Omit all pictures. Copy the rest of the material exactly.

(begin)

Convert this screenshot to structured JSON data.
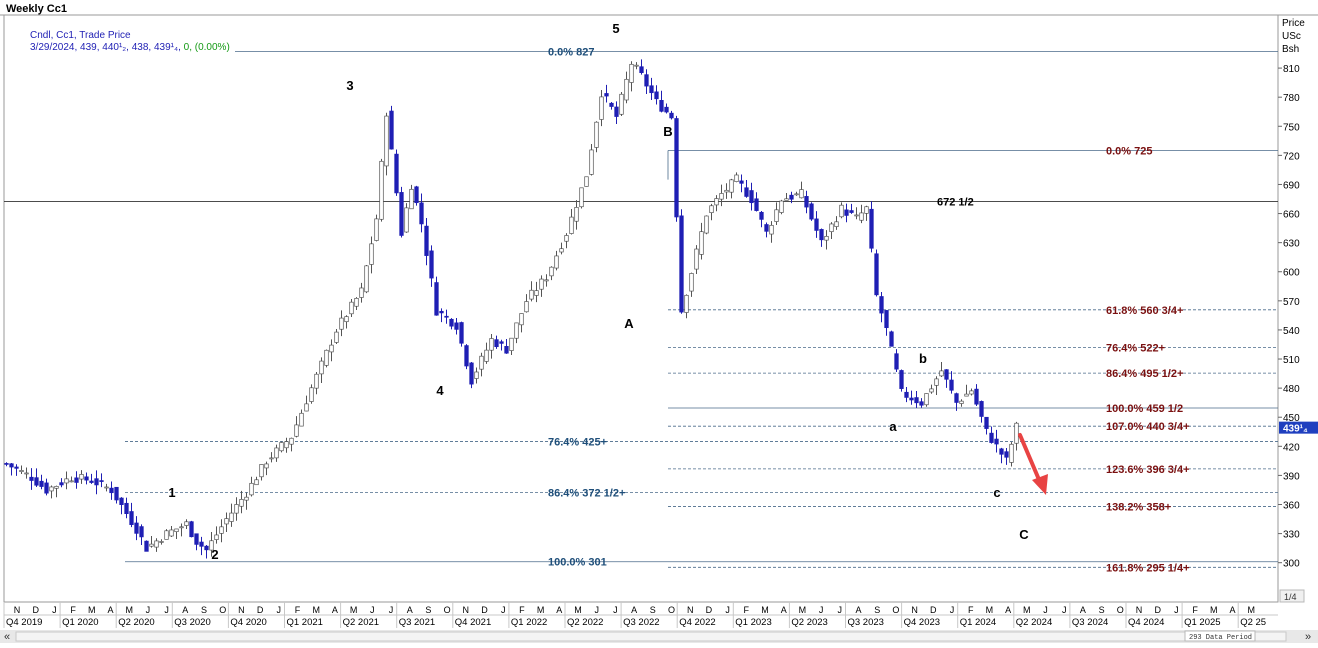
{
  "window": {
    "title": "Weekly Cc1"
  },
  "legend": {
    "line1": "Cndl, Cc1, Trade Price",
    "line2_black": "3/29/2024, 439, 440¹₂, 438, 439¹₄, ",
    "line2_green": "0, (0.00%)"
  },
  "axis_header": {
    "line1": "Price",
    "line2": "USc",
    "line3": "Bsh"
  },
  "current_price_tag": "439¹₄",
  "status": {
    "data_period": "293 Data Period",
    "page": "1/4"
  },
  "nav": {
    "left_arrows": "«",
    "right_arrows": "»"
  },
  "colors": {
    "bull_candle": "#ffffff",
    "bear_candle": "#1f1fb4",
    "fib_text_dark_red": "#7a1010",
    "fib_text_blue": "#1f4f7a",
    "arrow": "#e84343",
    "price_tag_bg": "#1f3fbf"
  },
  "chart_data": {
    "type": "candlestick",
    "title": "Weekly Cc1",
    "ylabel": "Price USc Bsh",
    "ylim": [
      285,
      840
    ],
    "yticks": [
      300,
      330,
      360,
      390,
      420,
      450,
      480,
      510,
      540,
      570,
      600,
      630,
      660,
      690,
      720,
      750,
      780,
      810
    ],
    "month_ticks": [
      "N",
      "D",
      "J",
      "F",
      "M",
      "A",
      "M",
      "J",
      "J",
      "A",
      "S",
      "O",
      "N",
      "D",
      "J",
      "F",
      "M",
      "A",
      "M",
      "J",
      "J",
      "A",
      "S",
      "O",
      "N",
      "D",
      "J",
      "F",
      "M",
      "A",
      "M",
      "J",
      "J",
      "A",
      "S",
      "O",
      "N",
      "D",
      "J",
      "F",
      "M",
      "A",
      "M",
      "J",
      "J",
      "A",
      "S",
      "O",
      "N",
      "D",
      "J",
      "F",
      "M",
      "A",
      "M",
      "J",
      "J",
      "A",
      "S",
      "O",
      "N",
      "D",
      "J",
      "F",
      "M",
      "A",
      "M"
    ],
    "quarter_labels": [
      "Q4 2019",
      "Q1 2020",
      "Q2 2020",
      "Q3 2020",
      "Q4 2020",
      "Q1 2021",
      "Q2 2021",
      "Q3 2021",
      "Q4 2021",
      "Q1 2022",
      "Q2 2022",
      "Q3 2022",
      "Q4 2022",
      "Q1 2023",
      "Q2 2023",
      "Q3 2023",
      "Q4 2023",
      "Q1 2024",
      "Q2 2024",
      "Q3 2024",
      "Q4 2024",
      "Q1 2025",
      "Q2 25"
    ],
    "candle_anchors_close": [
      [
        0,
        402
      ],
      [
        5,
        388
      ],
      [
        8,
        375
      ],
      [
        13,
        388
      ],
      [
        17,
        385
      ],
      [
        21,
        375
      ],
      [
        26,
        335
      ],
      [
        28,
        315
      ],
      [
        32,
        330
      ],
      [
        36,
        340
      ],
      [
        38,
        322
      ],
      [
        40,
        313
      ],
      [
        44,
        345
      ],
      [
        48,
        372
      ],
      [
        52,
        405
      ],
      [
        57,
        430
      ],
      [
        61,
        480
      ],
      [
        66,
        540
      ],
      [
        71,
        580
      ],
      [
        74,
        655
      ],
      [
        76,
        765
      ],
      [
        79,
        640
      ],
      [
        81,
        690
      ],
      [
        83,
        650
      ],
      [
        86,
        560
      ],
      [
        90,
        545
      ],
      [
        93,
        488
      ],
      [
        97,
        530
      ],
      [
        100,
        520
      ],
      [
        104,
        570
      ],
      [
        108,
        595
      ],
      [
        112,
        640
      ],
      [
        116,
        700
      ],
      [
        119,
        785
      ],
      [
        122,
        760
      ],
      [
        125,
        815
      ],
      [
        127,
        802
      ],
      [
        130,
        775
      ],
      [
        133,
        760
      ],
      [
        135,
        560
      ],
      [
        137,
        600
      ],
      [
        140,
        660
      ],
      [
        143,
        680
      ],
      [
        146,
        695
      ],
      [
        149,
        675
      ],
      [
        152,
        640
      ],
      [
        155,
        675
      ],
      [
        159,
        680
      ],
      [
        163,
        630
      ],
      [
        167,
        665
      ],
      [
        170,
        655
      ],
      [
        172,
        665
      ],
      [
        174,
        575
      ],
      [
        176,
        540
      ],
      [
        179,
        475
      ],
      [
        183,
        465
      ],
      [
        187,
        498
      ],
      [
        190,
        465
      ],
      [
        193,
        478
      ],
      [
        196,
        435
      ],
      [
        198,
        420
      ],
      [
        200,
        405
      ],
      [
        202,
        440
      ]
    ],
    "fib_levels": [
      {
        "label": "0.0%",
        "value": "827",
        "price": 827
      },
      {
        "label": "0.0%",
        "value": "725",
        "price": 725
      },
      {
        "label": "",
        "value": "672 1/2",
        "price": 672.5
      },
      {
        "label": "61.8%",
        "value": "560 3/4+",
        "price": 560.75
      },
      {
        "label": "76.4%",
        "value": "522+",
        "price": 522
      },
      {
        "label": "86.4%",
        "value": "495 1/2+",
        "price": 495.5
      },
      {
        "label": "100.0%",
        "value": "459 1/2",
        "price": 459.5
      },
      {
        "label": "107.0%",
        "value": "440 3/4+",
        "price": 440.75
      },
      {
        "label": "76.4%",
        "value": "425+",
        "price": 425
      },
      {
        "label": "123.6%",
        "value": "396 3/4+",
        "price": 396.75
      },
      {
        "label": "86.4%",
        "value": "372 1/2+",
        "price": 372.5
      },
      {
        "label": "138.2%",
        "value": "358+",
        "price": 358
      },
      {
        "label": "100.0%",
        "value": "301",
        "price": 301
      },
      {
        "label": "161.8%",
        "value": "295 1/4+",
        "price": 295.25
      }
    ],
    "wave_labels": [
      "1",
      "2",
      "3",
      "4",
      "5",
      "A",
      "B",
      "a",
      "b",
      "c",
      "C"
    ],
    "last_bar": {
      "date": "3/29/2024",
      "open": "439",
      "high": "440 1/2",
      "low": "438",
      "close": "439 1/4",
      "change": "0",
      "change_pct": "0.00%"
    },
    "grid": false,
    "legend_position": "top-left"
  }
}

(end)

● OUTPUT BELOW:
Convert this screenshot to structured JSON data.
{
  "window": {
    "title": "Weekly Cc1"
  },
  "legend": {
    "line1": "Cndl, Cc1, Trade Price",
    "line2_black": "3/29/2024, 439, 440¹₂, 438, 439¹₄, ",
    "line2_green": "0, (0.00%)"
  },
  "axis_header": {
    "line1": "Price",
    "line2": "USc",
    "line3": "Bsh"
  },
  "current_price_tag": "439¹₄",
  "status": {
    "data_period": "293 Data Period",
    "page": "1/4"
  },
  "nav": {
    "left_arrows": "«",
    "right_arrows": "»"
  },
  "colors": {
    "bull_candle": "#ffffff",
    "bear_candle": "#1f1fb4",
    "fib_text_dark_red": "#7a1010",
    "fib_text_blue": "#1f4f7a",
    "arrow": "#e84343",
    "price_tag_bg": "#1f3fbf"
  },
  "chart_data": {
    "type": "candlestick",
    "title": "Weekly Cc1",
    "ylabel": "Price USc Bsh",
    "ylim": [
      285,
      840
    ],
    "yticks": [
      300,
      330,
      360,
      390,
      420,
      450,
      480,
      510,
      540,
      570,
      600,
      630,
      660,
      690,
      720,
      750,
      780,
      810
    ],
    "month_ticks": [
      "N",
      "D",
      "J",
      "F",
      "M",
      "A",
      "M",
      "J",
      "J",
      "A",
      "S",
      "O",
      "N",
      "D",
      "J",
      "F",
      "M",
      "A",
      "M",
      "J",
      "J",
      "A",
      "S",
      "O",
      "N",
      "D",
      "J",
      "F",
      "M",
      "A",
      "M",
      "J",
      "J",
      "A",
      "S",
      "O",
      "N",
      "D",
      "J",
      "F",
      "M",
      "A",
      "M",
      "J",
      "J",
      "A",
      "S",
      "O",
      "N",
      "D",
      "J",
      "F",
      "M",
      "A",
      "M",
      "J",
      "J",
      "A",
      "S",
      "O",
      "N",
      "D",
      "J",
      "F",
      "M",
      "A",
      "M"
    ],
    "quarter_labels": [
      "Q4 2019",
      "Q1 2020",
      "Q2 2020",
      "Q3 2020",
      "Q4 2020",
      "Q1 2021",
      "Q2 2021",
      "Q3 2021",
      "Q4 2021",
      "Q1 2022",
      "Q2 2022",
      "Q3 2022",
      "Q4 2022",
      "Q1 2023",
      "Q2 2023",
      "Q3 2023",
      "Q4 2023",
      "Q1 2024",
      "Q2 2024",
      "Q3 2024",
      "Q4 2024",
      "Q1 2025",
      "Q2 25"
    ],
    "candle_anchors_close": [
      [
        0,
        402
      ],
      [
        5,
        388
      ],
      [
        8,
        375
      ],
      [
        13,
        388
      ],
      [
        17,
        385
      ],
      [
        21,
        375
      ],
      [
        26,
        335
      ],
      [
        28,
        315
      ],
      [
        32,
        330
      ],
      [
        36,
        340
      ],
      [
        38,
        322
      ],
      [
        40,
        313
      ],
      [
        44,
        345
      ],
      [
        48,
        372
      ],
      [
        52,
        405
      ],
      [
        57,
        430
      ],
      [
        61,
        480
      ],
      [
        66,
        540
      ],
      [
        71,
        580
      ],
      [
        74,
        655
      ],
      [
        76,
        765
      ],
      [
        79,
        640
      ],
      [
        81,
        690
      ],
      [
        83,
        650
      ],
      [
        86,
        560
      ],
      [
        90,
        545
      ],
      [
        93,
        488
      ],
      [
        97,
        530
      ],
      [
        100,
        520
      ],
      [
        104,
        570
      ],
      [
        108,
        595
      ],
      [
        112,
        640
      ],
      [
        116,
        700
      ],
      [
        119,
        785
      ],
      [
        122,
        760
      ],
      [
        125,
        815
      ],
      [
        127,
        802
      ],
      [
        130,
        775
      ],
      [
        133,
        760
      ],
      [
        135,
        560
      ],
      [
        137,
        600
      ],
      [
        140,
        660
      ],
      [
        143,
        680
      ],
      [
        146,
        695
      ],
      [
        149,
        675
      ],
      [
        152,
        640
      ],
      [
        155,
        675
      ],
      [
        159,
        680
      ],
      [
        163,
        630
      ],
      [
        167,
        665
      ],
      [
        170,
        655
      ],
      [
        172,
        665
      ],
      [
        174,
        575
      ],
      [
        176,
        540
      ],
      [
        179,
        475
      ],
      [
        183,
        465
      ],
      [
        187,
        498
      ],
      [
        190,
        465
      ],
      [
        193,
        478
      ],
      [
        196,
        435
      ],
      [
        198,
        420
      ],
      [
        200,
        405
      ],
      [
        202,
        440
      ]
    ],
    "fib_levels": [
      {
        "label": "0.0%",
        "value": "827",
        "price": 827
      },
      {
        "label": "0.0%",
        "value": "725",
        "price": 725
      },
      {
        "label": "",
        "value": "672 1/2",
        "price": 672.5
      },
      {
        "label": "61.8%",
        "value": "560 3/4+",
        "price": 560.75
      },
      {
        "label": "76.4%",
        "value": "522+",
        "price": 522
      },
      {
        "label": "86.4%",
        "value": "495 1/2+",
        "price": 495.5
      },
      {
        "label": "100.0%",
        "value": "459 1/2",
        "price": 459.5
      },
      {
        "label": "107.0%",
        "value": "440 3/4+",
        "price": 440.75
      },
      {
        "label": "76.4%",
        "value": "425+",
        "price": 425
      },
      {
        "label": "123.6%",
        "value": "396 3/4+",
        "price": 396.75
      },
      {
        "label": "86.4%",
        "value": "372 1/2+",
        "price": 372.5
      },
      {
        "label": "138.2%",
        "value": "358+",
        "price": 358
      },
      {
        "label": "100.0%",
        "value": "301",
        "price": 301
      },
      {
        "label": "161.8%",
        "value": "295 1/4+",
        "price": 295.25
      }
    ],
    "wave_labels": [
      "1",
      "2",
      "3",
      "4",
      "5",
      "A",
      "B",
      "a",
      "b",
      "c",
      "C"
    ],
    "last_bar": {
      "date": "3/29/2024",
      "open": "439",
      "high": "440 1/2",
      "low": "438",
      "close": "439 1/4",
      "change": "0",
      "change_pct": "0.00%"
    },
    "grid": false,
    "legend_position": "top-left"
  }
}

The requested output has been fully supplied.